◆ 题目
照原样抄写材料中的下列各行：从含有“86, 156, 95]”的一行起，到含有“What elements are”的一行止，首尾两行都要抄入。
_ _ _ _
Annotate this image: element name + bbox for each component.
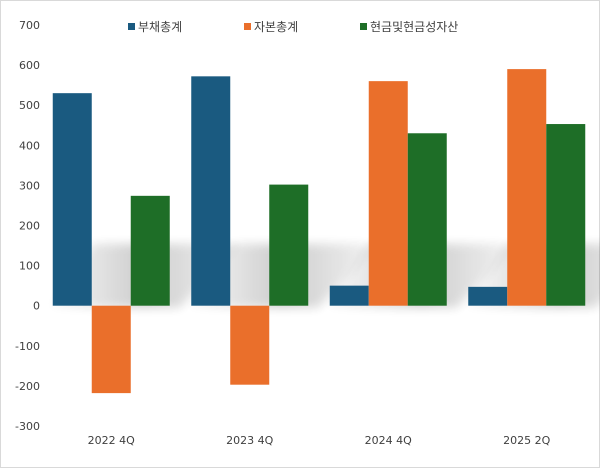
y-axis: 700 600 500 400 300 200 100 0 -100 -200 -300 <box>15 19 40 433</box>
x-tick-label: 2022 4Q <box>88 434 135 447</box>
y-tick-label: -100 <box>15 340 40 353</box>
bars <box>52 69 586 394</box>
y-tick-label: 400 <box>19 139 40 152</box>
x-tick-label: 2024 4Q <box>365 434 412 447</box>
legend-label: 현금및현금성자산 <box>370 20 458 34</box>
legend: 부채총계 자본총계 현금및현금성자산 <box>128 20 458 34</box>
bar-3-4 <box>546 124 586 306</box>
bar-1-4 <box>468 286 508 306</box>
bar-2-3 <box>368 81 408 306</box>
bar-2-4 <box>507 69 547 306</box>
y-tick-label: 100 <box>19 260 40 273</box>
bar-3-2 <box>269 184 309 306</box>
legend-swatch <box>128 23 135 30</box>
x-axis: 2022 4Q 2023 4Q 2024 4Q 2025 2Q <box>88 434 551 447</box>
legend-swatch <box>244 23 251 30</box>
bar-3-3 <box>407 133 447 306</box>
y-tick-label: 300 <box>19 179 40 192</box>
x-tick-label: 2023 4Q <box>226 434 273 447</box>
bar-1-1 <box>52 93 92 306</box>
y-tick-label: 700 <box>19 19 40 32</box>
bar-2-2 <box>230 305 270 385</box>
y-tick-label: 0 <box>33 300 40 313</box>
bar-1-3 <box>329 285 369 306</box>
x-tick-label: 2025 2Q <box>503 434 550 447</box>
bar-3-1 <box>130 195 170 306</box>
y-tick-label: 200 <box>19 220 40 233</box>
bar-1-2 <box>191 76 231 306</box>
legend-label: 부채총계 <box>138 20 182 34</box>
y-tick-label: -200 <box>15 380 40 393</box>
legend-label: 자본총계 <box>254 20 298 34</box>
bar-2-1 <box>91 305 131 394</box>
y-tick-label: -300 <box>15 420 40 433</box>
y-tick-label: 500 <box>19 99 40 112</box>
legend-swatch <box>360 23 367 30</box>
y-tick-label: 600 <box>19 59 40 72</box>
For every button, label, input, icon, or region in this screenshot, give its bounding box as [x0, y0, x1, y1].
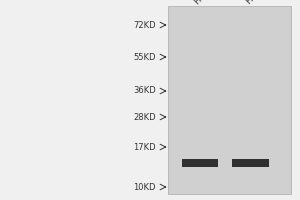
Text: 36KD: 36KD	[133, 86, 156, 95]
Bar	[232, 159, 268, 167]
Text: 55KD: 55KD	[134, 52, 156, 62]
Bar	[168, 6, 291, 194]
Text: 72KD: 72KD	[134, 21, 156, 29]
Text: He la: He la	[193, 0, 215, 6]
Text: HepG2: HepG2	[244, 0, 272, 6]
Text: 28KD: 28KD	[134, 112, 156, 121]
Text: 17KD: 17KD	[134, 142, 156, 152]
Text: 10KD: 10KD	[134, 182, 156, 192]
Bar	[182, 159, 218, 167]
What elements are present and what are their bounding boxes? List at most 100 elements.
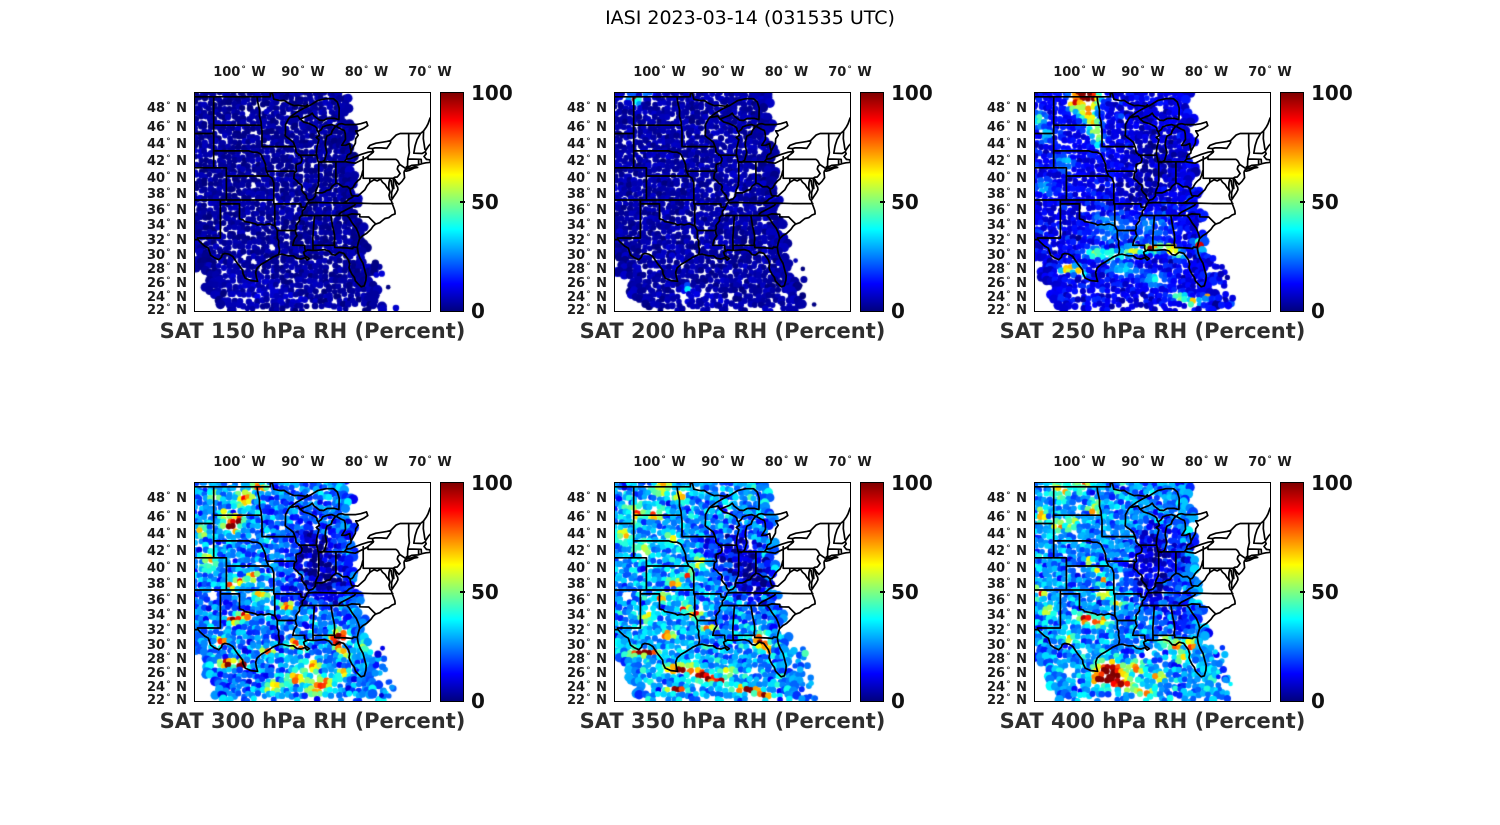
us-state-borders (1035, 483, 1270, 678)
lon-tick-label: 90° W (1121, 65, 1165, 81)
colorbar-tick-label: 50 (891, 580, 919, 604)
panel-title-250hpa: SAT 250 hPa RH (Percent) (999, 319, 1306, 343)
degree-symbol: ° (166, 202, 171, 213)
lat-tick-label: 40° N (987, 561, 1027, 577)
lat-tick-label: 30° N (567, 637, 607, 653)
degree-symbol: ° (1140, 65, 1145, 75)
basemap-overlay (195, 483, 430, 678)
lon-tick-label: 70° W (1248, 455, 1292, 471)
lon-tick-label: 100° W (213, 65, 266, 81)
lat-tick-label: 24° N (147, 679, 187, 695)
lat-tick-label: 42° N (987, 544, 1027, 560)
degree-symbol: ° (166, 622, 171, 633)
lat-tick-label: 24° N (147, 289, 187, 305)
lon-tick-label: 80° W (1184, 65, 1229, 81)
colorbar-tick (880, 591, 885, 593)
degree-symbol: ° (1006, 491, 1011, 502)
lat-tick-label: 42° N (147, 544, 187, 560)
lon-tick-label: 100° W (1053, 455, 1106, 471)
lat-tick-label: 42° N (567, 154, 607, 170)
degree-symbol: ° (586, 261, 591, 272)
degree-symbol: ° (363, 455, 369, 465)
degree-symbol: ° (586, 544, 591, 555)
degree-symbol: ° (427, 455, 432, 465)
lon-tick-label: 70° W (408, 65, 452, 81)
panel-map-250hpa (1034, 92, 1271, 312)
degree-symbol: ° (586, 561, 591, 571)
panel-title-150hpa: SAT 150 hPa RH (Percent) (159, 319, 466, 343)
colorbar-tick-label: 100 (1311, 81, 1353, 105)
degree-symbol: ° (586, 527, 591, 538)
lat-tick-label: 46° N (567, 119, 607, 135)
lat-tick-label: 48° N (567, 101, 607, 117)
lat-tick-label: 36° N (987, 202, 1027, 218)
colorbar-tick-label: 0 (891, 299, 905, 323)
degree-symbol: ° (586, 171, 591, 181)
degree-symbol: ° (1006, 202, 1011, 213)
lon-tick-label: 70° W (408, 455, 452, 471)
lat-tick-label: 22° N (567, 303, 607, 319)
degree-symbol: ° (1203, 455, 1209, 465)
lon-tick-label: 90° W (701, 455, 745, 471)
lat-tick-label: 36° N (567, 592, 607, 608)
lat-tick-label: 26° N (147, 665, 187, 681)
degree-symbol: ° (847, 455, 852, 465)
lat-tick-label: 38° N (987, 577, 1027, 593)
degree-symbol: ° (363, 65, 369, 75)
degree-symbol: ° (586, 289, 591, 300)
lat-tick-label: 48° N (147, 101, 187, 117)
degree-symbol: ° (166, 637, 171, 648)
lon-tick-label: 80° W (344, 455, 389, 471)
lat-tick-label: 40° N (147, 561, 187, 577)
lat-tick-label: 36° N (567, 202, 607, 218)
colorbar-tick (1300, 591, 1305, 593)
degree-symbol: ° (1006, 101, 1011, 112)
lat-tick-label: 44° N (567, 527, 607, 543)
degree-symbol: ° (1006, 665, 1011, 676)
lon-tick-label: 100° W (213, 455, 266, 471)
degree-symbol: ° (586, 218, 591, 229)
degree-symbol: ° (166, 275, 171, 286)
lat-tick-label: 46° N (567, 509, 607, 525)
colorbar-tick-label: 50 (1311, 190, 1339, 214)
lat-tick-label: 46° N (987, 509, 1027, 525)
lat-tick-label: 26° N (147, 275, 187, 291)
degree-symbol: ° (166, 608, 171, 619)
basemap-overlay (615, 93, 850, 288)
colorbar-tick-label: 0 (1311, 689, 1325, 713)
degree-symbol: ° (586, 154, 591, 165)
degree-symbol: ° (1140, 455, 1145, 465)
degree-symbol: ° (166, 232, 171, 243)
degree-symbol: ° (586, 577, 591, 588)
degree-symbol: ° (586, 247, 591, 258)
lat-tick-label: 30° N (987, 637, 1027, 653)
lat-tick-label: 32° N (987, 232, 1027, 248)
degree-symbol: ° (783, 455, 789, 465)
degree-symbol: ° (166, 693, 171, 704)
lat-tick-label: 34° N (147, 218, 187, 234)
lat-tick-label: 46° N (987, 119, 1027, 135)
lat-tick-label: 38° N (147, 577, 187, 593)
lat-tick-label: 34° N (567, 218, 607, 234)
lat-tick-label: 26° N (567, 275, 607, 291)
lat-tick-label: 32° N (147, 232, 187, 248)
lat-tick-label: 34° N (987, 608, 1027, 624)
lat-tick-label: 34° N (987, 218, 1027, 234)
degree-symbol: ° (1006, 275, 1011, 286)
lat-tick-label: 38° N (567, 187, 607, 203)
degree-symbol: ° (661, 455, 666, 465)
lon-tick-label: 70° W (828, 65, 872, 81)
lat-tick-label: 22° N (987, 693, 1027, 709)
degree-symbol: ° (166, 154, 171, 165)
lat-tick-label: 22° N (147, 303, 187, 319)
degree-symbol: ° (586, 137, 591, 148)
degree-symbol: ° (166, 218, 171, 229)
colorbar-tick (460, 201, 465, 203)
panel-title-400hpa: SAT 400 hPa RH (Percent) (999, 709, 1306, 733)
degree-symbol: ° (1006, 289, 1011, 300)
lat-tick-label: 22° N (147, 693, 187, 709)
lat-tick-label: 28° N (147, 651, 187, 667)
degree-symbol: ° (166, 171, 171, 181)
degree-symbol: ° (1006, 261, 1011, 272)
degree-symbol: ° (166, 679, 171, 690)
_ _ _ _
◆ 书面答案
Text: 36KD: 36KD	[133, 86, 156, 95]
Bar	[232, 159, 268, 167]
Text: 55KD: 55KD	[134, 52, 156, 62]
Bar	[168, 6, 291, 194]
Text: 72KD: 72KD	[134, 21, 156, 29]
Text: He la: He la	[193, 0, 215, 6]
Text: HepG2: HepG2	[244, 0, 272, 6]
Text: 28KD: 28KD	[134, 112, 156, 121]
Text: 17KD: 17KD	[134, 142, 156, 152]
Text: 10KD: 10KD	[134, 182, 156, 192]
Bar	[182, 159, 218, 167]
What elements are present and what are their bounding boxes? List at most 100 elements.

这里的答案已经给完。